_Written instruction_. Find the lines below that contain the string "this". Copy each one.

_Given information_.

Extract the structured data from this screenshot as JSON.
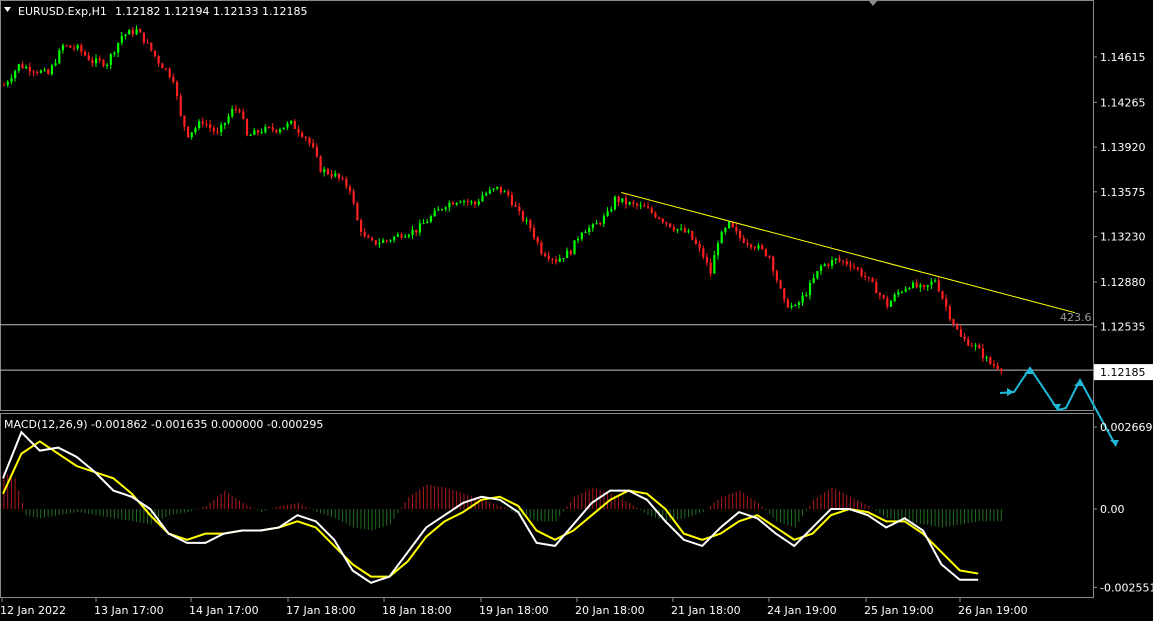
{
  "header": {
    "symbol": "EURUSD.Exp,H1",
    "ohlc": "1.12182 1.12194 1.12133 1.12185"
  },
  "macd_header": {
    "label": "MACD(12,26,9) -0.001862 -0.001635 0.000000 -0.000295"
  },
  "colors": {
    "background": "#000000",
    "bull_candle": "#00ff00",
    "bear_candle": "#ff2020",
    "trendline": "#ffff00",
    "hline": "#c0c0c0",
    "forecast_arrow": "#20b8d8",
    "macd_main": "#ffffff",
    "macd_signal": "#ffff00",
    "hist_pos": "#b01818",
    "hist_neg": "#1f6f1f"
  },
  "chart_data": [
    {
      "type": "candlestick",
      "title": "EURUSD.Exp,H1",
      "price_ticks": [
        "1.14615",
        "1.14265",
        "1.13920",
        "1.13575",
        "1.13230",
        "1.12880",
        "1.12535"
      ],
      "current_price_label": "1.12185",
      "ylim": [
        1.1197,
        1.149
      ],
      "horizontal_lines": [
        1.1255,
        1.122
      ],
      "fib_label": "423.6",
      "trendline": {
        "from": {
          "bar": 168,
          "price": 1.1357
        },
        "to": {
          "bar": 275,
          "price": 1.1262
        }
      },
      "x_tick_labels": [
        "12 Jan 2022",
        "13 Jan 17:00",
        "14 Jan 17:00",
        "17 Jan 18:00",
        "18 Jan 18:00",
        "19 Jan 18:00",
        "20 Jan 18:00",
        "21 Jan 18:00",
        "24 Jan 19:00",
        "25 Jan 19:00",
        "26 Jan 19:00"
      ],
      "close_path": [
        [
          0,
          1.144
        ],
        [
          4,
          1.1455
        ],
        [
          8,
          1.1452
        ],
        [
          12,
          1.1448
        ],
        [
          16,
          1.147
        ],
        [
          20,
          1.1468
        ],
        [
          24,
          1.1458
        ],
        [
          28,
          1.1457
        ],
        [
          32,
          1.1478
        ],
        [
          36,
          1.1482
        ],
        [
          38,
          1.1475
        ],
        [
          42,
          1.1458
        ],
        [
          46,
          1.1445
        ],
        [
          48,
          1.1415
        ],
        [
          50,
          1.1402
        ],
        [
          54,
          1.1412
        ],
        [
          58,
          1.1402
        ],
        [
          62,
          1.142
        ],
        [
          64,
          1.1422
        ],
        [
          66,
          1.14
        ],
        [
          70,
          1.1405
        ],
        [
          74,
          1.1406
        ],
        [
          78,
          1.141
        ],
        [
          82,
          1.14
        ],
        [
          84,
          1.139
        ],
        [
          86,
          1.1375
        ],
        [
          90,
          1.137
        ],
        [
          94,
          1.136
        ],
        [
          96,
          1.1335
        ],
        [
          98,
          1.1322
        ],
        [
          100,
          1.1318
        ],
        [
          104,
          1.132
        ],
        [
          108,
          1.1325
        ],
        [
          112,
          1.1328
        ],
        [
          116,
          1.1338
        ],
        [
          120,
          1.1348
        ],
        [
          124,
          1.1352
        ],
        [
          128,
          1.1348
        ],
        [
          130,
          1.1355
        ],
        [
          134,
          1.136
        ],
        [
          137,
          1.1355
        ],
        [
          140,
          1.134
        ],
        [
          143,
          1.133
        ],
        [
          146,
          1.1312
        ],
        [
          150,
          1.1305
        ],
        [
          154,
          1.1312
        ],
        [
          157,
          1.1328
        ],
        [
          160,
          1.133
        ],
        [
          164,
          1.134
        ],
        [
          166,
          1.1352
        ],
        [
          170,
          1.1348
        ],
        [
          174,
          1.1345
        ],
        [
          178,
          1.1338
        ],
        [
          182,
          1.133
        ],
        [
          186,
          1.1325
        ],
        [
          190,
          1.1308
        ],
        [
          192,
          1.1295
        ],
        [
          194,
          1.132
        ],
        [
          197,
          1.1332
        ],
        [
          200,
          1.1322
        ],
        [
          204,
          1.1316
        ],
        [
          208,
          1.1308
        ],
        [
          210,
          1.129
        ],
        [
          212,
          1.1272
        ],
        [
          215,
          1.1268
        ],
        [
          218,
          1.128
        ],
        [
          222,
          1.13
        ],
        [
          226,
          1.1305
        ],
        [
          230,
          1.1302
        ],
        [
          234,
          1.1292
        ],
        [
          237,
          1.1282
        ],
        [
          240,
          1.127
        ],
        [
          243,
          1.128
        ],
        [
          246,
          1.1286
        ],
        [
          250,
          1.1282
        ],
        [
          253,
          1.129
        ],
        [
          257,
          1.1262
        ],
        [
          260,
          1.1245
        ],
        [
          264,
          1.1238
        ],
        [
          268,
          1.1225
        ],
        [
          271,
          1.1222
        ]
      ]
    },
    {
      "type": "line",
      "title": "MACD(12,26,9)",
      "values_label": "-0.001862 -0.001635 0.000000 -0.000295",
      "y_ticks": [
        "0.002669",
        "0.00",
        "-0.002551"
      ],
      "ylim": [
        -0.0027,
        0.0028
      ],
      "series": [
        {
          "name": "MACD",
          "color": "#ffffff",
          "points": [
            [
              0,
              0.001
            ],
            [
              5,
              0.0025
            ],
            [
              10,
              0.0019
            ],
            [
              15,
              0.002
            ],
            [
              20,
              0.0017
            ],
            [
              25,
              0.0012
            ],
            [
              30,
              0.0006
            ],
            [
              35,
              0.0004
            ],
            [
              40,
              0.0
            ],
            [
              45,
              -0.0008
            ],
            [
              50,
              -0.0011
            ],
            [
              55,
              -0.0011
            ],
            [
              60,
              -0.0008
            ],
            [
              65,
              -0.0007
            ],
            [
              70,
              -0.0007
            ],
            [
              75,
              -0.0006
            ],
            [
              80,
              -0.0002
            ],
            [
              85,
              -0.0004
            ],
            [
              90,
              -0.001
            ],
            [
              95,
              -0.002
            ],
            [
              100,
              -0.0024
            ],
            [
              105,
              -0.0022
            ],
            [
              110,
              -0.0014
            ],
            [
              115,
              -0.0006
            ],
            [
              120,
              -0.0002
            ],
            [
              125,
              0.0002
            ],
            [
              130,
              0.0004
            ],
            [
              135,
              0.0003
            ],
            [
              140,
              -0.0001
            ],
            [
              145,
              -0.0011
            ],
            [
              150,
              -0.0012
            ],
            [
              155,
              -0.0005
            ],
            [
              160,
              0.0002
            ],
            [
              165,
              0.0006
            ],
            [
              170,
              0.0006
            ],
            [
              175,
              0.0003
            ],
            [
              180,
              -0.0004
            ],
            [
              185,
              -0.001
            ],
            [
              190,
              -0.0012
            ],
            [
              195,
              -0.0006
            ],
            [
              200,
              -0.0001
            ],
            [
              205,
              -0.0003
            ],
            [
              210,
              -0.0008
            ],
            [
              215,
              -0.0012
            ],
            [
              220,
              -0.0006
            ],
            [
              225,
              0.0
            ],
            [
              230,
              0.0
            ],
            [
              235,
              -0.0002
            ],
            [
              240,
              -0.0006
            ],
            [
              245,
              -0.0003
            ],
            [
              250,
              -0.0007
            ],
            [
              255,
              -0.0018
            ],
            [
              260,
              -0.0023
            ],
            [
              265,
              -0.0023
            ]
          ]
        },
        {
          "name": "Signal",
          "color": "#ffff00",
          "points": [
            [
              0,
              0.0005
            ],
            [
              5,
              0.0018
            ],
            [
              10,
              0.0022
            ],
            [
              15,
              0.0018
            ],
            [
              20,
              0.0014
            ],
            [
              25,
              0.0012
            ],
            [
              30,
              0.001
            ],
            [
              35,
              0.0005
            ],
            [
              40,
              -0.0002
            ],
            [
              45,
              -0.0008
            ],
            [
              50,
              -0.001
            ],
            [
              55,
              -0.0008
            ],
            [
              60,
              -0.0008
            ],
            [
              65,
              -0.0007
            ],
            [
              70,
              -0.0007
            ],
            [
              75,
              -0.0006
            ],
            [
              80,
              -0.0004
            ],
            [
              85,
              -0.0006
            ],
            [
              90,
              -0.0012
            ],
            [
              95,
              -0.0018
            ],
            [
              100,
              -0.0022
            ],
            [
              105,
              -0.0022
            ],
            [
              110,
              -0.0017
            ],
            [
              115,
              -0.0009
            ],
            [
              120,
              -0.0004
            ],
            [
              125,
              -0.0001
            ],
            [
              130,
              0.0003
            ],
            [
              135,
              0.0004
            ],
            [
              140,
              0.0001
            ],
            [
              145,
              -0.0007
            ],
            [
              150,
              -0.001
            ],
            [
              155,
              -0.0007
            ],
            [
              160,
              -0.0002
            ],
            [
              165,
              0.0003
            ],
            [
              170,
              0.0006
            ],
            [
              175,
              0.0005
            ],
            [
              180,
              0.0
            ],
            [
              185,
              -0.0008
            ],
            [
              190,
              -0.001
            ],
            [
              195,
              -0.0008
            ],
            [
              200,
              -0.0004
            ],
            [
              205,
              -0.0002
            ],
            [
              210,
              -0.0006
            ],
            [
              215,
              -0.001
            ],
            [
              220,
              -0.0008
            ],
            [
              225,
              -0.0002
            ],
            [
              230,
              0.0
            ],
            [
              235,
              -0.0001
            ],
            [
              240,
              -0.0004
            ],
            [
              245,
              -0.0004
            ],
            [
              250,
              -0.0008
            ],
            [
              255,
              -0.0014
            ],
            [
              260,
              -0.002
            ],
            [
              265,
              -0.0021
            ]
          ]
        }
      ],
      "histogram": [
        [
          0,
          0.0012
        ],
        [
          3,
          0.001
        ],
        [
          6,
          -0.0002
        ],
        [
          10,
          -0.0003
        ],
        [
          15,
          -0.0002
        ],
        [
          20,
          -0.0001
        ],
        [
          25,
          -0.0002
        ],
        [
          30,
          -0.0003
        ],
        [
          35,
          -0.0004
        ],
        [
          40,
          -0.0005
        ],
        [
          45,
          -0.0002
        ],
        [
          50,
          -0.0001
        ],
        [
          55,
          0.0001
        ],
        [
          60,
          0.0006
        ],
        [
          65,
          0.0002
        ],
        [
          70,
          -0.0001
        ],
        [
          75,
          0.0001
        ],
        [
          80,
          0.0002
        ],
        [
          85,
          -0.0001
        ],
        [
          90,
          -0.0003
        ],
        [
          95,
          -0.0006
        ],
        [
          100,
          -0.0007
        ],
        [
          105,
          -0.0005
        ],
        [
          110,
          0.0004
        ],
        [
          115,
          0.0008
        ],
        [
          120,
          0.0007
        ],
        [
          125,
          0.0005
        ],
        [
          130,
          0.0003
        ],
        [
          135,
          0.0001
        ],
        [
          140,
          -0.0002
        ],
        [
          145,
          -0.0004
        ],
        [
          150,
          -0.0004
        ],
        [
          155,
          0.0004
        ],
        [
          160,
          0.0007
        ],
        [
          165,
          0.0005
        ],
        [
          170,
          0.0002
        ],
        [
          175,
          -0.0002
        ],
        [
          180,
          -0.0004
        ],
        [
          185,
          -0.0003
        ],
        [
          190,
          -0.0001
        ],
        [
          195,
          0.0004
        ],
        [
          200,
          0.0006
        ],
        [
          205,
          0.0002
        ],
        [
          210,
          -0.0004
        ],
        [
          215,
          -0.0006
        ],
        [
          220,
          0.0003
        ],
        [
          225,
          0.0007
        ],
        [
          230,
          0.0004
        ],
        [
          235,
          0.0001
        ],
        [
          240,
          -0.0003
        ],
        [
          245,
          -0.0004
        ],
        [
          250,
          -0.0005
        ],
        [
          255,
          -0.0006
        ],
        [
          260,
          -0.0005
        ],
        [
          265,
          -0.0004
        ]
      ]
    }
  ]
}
---
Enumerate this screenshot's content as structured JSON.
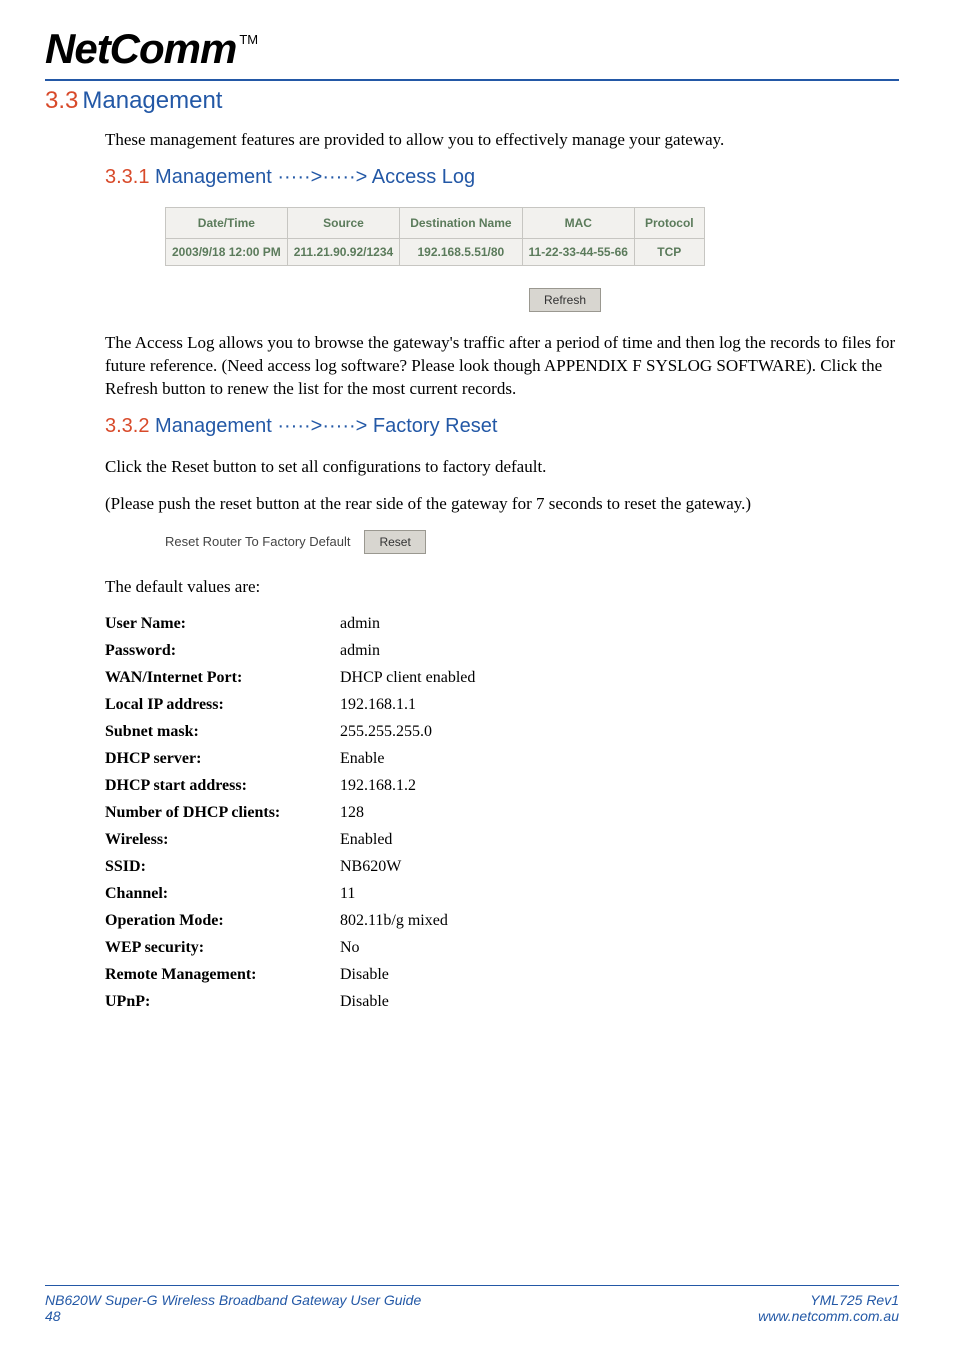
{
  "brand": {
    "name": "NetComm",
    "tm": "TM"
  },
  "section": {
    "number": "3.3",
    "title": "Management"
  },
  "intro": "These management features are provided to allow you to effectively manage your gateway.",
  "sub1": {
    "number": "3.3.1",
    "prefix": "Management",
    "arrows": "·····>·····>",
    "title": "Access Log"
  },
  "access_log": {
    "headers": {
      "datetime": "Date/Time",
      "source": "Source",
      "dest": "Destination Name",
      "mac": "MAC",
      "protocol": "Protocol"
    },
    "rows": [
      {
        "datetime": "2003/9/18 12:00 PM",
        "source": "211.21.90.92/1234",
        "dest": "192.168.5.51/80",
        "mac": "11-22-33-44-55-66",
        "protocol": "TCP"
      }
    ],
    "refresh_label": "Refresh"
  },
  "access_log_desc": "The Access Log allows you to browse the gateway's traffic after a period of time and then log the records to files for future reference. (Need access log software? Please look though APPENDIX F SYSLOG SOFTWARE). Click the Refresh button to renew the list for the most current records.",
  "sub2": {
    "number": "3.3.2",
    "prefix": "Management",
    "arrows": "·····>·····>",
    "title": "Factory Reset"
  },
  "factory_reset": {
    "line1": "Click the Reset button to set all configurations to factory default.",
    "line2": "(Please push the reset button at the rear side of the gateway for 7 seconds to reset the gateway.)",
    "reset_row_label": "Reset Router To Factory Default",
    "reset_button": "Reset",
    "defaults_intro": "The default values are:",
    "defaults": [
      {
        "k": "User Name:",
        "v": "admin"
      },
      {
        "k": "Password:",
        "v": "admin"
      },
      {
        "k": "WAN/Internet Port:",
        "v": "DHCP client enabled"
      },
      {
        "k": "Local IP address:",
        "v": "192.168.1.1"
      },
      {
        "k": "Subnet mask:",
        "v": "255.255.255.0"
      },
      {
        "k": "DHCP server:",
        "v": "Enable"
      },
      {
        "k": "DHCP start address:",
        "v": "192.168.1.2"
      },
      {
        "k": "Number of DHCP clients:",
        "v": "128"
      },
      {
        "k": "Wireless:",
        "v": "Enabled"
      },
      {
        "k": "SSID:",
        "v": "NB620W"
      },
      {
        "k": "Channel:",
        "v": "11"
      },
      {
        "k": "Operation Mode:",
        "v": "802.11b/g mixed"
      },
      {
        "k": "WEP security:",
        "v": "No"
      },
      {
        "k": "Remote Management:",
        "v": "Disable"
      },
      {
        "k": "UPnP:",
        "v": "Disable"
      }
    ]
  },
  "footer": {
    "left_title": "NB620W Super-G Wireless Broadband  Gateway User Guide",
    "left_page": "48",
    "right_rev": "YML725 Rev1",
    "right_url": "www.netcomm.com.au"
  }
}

_Complete answer_.
Extract the structured data from this screenshot as JSON.
Enumerate this screenshot's content as structured JSON.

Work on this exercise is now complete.